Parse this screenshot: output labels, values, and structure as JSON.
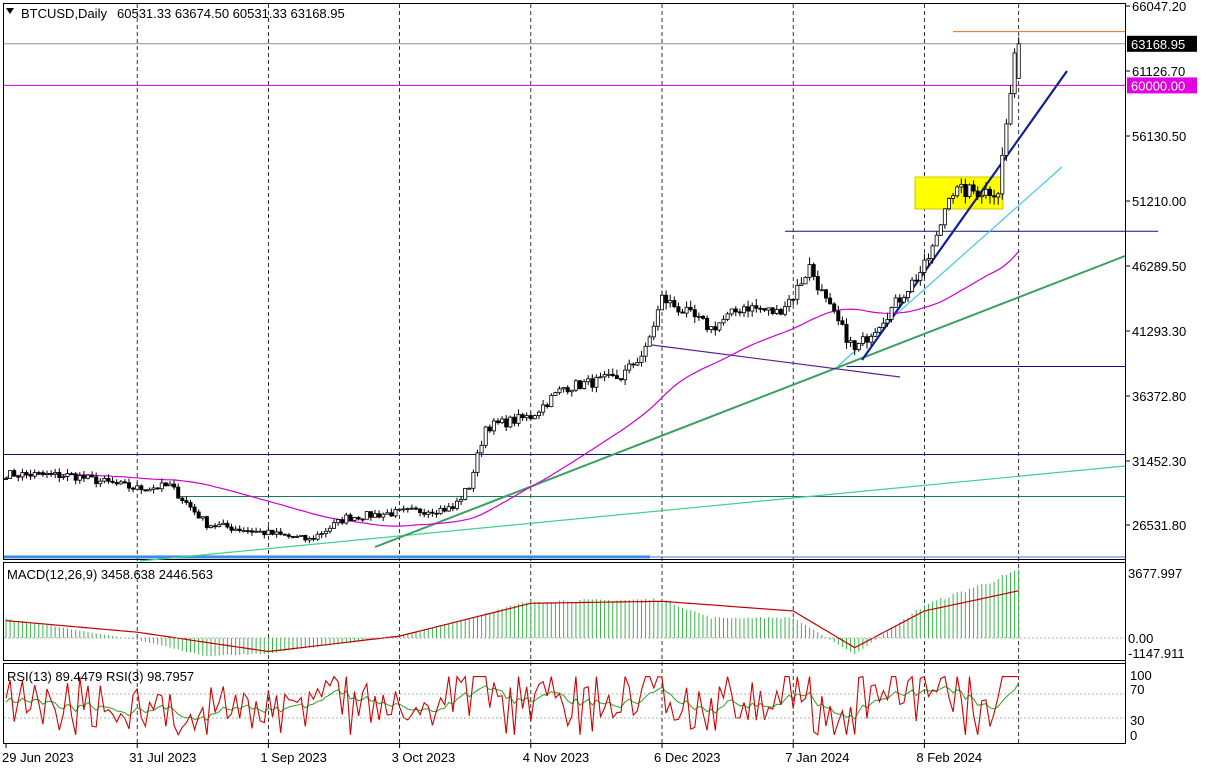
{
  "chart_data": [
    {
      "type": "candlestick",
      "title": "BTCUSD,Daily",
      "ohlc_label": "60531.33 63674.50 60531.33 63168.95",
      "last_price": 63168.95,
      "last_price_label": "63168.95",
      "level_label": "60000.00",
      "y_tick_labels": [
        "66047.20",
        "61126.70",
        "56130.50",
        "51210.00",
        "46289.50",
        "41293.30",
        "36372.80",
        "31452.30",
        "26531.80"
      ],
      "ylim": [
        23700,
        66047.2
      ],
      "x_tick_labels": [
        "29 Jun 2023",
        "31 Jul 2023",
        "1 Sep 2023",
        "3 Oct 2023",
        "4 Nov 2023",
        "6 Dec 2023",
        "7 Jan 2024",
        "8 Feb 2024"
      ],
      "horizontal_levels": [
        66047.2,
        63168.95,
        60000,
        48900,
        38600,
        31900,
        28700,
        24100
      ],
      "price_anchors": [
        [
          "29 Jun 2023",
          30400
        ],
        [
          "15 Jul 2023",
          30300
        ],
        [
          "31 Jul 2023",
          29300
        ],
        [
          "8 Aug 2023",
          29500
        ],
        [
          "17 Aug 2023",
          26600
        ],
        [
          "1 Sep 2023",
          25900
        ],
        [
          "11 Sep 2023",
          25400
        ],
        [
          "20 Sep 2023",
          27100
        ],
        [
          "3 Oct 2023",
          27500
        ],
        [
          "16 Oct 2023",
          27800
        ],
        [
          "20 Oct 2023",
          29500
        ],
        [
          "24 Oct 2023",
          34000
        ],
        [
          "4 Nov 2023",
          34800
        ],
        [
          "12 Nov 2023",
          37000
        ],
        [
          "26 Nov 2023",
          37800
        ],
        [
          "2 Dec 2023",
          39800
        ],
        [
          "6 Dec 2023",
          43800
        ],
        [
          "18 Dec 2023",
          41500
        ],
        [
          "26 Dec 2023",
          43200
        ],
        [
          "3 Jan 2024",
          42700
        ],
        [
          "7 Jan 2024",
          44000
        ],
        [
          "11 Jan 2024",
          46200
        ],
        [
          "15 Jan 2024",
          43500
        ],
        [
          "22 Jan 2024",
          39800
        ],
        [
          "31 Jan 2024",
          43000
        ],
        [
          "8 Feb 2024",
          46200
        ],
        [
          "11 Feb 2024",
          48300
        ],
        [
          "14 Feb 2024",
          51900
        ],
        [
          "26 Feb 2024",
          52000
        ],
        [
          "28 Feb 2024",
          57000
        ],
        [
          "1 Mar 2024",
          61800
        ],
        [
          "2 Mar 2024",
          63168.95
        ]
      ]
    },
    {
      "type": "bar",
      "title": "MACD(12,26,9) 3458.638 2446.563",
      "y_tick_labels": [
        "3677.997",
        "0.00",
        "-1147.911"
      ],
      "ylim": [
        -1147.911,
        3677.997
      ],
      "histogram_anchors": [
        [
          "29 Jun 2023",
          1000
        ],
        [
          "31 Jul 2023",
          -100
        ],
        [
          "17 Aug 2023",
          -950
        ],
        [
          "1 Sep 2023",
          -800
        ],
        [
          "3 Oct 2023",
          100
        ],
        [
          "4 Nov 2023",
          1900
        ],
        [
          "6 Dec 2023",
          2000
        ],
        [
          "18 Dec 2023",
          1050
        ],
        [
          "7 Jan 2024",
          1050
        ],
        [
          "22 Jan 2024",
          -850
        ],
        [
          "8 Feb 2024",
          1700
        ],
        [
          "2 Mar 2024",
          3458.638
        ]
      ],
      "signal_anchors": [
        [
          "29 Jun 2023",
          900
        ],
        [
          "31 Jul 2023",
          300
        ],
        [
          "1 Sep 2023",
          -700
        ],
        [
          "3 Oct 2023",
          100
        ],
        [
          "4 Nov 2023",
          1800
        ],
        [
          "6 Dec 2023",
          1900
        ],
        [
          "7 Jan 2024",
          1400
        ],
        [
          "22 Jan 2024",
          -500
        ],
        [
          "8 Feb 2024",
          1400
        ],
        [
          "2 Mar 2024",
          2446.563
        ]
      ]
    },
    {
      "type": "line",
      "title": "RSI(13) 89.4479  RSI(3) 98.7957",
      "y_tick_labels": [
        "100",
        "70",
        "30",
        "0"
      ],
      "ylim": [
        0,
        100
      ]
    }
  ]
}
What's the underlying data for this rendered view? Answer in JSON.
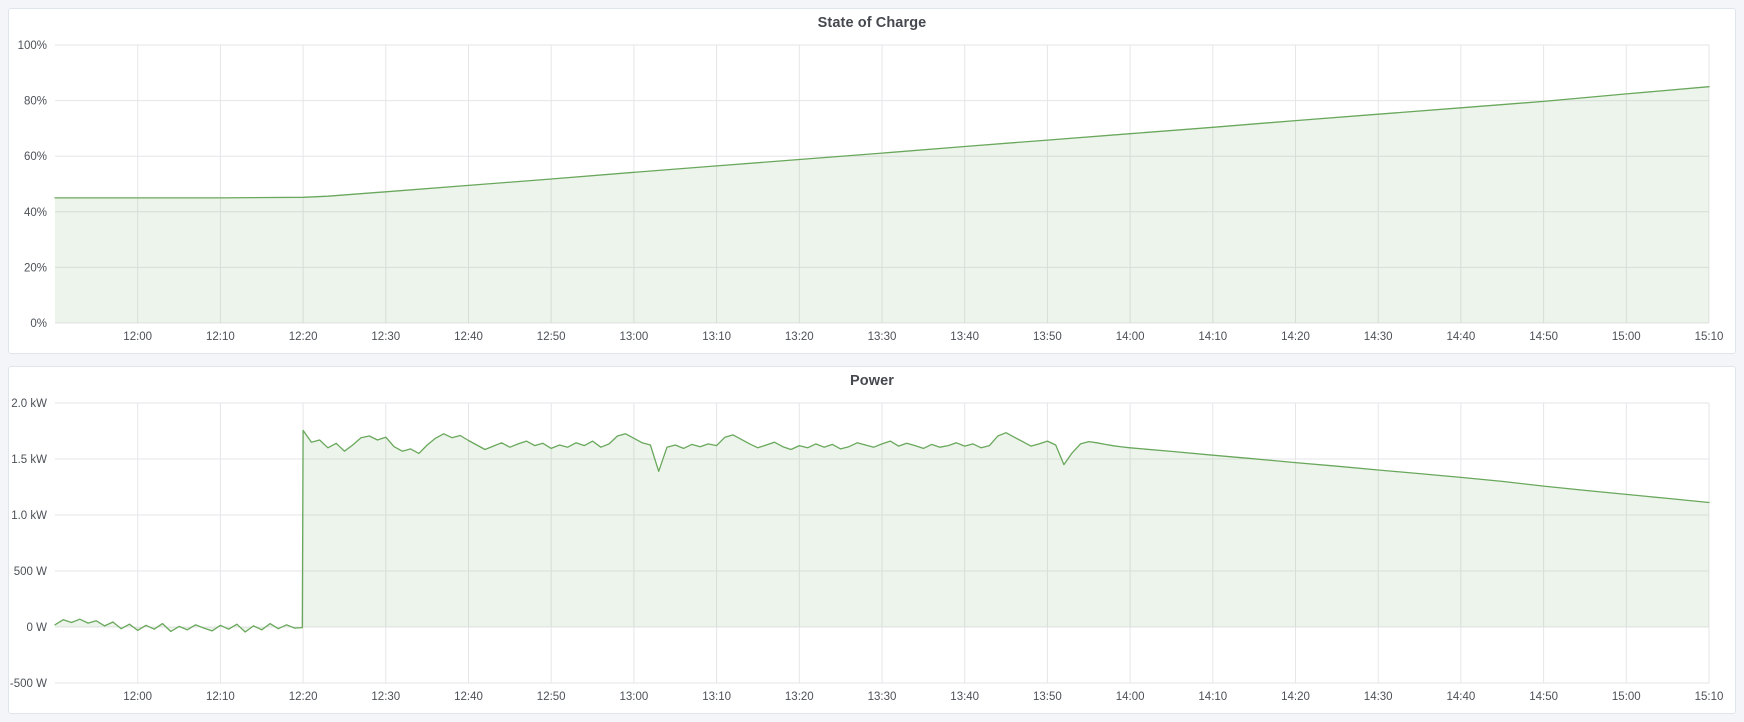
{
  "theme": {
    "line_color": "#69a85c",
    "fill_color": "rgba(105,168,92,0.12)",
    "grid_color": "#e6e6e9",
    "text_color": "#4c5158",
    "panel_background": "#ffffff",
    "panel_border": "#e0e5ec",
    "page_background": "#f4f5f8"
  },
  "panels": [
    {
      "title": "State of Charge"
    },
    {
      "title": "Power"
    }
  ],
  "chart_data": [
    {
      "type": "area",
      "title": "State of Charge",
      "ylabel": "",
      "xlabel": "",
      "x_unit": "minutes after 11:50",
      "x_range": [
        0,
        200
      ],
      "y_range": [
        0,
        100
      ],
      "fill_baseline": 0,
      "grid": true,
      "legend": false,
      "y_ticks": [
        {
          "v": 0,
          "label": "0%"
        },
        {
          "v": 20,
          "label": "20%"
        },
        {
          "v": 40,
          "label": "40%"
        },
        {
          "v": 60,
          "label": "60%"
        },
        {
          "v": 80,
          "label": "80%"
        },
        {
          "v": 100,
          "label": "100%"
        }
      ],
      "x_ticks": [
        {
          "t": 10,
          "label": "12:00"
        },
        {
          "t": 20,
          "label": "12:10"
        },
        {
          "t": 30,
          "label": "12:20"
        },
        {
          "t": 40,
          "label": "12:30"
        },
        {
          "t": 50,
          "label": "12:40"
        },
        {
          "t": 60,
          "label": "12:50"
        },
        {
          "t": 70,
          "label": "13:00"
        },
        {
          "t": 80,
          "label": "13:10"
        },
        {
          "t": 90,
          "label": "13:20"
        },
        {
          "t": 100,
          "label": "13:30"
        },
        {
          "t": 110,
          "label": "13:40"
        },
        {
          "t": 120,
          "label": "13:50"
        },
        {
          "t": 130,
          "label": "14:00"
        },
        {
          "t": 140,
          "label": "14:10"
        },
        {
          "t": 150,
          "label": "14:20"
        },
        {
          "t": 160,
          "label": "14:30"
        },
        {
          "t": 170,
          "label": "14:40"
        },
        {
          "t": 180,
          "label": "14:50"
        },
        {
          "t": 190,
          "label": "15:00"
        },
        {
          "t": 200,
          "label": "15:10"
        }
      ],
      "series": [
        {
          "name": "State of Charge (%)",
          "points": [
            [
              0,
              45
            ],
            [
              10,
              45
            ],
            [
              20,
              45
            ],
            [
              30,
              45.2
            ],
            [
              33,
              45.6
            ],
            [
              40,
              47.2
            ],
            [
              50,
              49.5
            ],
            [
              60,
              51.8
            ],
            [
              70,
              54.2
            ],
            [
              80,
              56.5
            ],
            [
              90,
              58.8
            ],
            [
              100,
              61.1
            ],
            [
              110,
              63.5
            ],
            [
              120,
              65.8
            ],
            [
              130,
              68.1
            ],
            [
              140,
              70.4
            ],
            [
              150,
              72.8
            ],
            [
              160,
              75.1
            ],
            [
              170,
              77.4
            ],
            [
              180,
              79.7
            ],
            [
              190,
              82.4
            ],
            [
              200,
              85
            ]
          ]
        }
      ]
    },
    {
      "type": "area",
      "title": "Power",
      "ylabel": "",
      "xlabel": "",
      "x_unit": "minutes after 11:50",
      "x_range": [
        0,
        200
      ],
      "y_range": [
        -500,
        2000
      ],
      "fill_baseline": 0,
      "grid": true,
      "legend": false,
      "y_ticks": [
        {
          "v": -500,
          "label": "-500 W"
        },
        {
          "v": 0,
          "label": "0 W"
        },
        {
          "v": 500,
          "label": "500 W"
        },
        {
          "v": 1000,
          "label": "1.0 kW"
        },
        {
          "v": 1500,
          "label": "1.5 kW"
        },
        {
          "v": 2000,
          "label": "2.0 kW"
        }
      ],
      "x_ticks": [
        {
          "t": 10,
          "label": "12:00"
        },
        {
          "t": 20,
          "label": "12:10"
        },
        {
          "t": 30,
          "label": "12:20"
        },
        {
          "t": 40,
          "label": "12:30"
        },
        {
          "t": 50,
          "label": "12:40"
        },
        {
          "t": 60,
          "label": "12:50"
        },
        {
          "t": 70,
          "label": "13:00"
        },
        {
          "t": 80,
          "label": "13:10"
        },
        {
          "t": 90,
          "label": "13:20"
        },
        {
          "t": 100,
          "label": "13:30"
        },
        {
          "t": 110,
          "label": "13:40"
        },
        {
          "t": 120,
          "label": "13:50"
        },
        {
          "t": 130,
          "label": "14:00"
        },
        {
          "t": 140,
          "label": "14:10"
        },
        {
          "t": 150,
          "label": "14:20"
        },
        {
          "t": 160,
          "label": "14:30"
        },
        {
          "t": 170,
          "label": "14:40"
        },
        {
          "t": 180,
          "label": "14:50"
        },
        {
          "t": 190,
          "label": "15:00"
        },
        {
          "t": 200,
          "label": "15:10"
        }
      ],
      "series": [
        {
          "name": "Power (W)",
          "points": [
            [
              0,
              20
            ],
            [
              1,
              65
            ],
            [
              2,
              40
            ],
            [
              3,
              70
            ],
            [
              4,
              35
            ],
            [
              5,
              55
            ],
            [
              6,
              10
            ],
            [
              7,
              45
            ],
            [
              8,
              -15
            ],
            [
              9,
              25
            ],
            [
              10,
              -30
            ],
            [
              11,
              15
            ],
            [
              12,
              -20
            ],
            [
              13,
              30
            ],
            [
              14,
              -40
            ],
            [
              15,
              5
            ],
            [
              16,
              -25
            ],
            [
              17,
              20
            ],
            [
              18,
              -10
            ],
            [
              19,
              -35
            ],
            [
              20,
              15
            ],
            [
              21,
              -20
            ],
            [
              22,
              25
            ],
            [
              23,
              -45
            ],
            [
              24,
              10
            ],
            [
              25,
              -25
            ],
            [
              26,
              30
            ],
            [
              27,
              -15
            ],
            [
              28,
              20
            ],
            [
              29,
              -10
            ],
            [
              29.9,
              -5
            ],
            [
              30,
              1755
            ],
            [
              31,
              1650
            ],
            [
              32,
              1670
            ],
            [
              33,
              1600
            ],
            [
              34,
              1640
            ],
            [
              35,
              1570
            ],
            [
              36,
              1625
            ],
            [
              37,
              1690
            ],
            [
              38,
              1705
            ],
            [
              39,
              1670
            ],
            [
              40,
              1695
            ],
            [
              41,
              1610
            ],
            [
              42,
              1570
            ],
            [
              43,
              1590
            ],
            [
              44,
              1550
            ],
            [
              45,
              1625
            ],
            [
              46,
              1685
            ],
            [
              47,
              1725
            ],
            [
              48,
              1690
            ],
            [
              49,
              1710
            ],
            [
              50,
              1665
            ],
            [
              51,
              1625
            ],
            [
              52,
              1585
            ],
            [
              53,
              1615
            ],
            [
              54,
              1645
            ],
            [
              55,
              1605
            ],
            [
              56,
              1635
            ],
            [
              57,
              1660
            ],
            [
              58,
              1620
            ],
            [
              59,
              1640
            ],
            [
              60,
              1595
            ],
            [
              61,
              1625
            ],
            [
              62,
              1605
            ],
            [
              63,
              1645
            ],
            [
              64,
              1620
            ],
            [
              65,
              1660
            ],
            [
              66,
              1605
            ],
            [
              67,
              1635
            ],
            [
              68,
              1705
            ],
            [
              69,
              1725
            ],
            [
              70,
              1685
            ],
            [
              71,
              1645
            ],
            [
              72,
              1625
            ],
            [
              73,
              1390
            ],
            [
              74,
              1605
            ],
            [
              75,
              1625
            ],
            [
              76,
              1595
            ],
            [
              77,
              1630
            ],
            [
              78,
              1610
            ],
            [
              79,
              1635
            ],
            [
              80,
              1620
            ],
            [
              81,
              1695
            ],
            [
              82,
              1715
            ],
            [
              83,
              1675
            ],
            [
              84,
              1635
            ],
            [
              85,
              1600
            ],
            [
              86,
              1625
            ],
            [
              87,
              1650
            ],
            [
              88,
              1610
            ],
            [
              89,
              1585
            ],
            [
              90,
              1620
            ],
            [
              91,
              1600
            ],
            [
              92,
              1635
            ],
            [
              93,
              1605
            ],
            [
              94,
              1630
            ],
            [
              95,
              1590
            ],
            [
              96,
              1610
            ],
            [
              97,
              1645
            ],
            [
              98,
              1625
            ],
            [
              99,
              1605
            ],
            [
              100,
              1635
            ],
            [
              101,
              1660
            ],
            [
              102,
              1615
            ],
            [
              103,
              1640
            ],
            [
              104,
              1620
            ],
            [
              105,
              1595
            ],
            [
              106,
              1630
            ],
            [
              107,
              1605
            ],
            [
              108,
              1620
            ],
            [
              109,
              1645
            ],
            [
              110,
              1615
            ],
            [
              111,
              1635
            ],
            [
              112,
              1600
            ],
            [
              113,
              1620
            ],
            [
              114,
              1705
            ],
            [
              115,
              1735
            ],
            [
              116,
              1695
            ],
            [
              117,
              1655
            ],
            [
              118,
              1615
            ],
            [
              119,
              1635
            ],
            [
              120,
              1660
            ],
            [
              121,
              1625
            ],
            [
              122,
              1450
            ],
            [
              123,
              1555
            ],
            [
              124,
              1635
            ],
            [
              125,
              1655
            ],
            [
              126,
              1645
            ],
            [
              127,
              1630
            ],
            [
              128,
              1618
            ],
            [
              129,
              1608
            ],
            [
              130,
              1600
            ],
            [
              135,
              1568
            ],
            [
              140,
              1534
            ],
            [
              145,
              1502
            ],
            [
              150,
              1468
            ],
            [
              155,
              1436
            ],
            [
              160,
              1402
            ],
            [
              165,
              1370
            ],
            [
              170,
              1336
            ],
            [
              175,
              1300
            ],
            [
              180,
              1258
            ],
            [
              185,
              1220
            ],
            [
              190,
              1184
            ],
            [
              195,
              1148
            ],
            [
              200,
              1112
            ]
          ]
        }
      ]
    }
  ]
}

+++

:: Exercise brief ::
Count every line in the entries above where the word "JSON" appears; respond with the number alone.

:: Written answer ::
2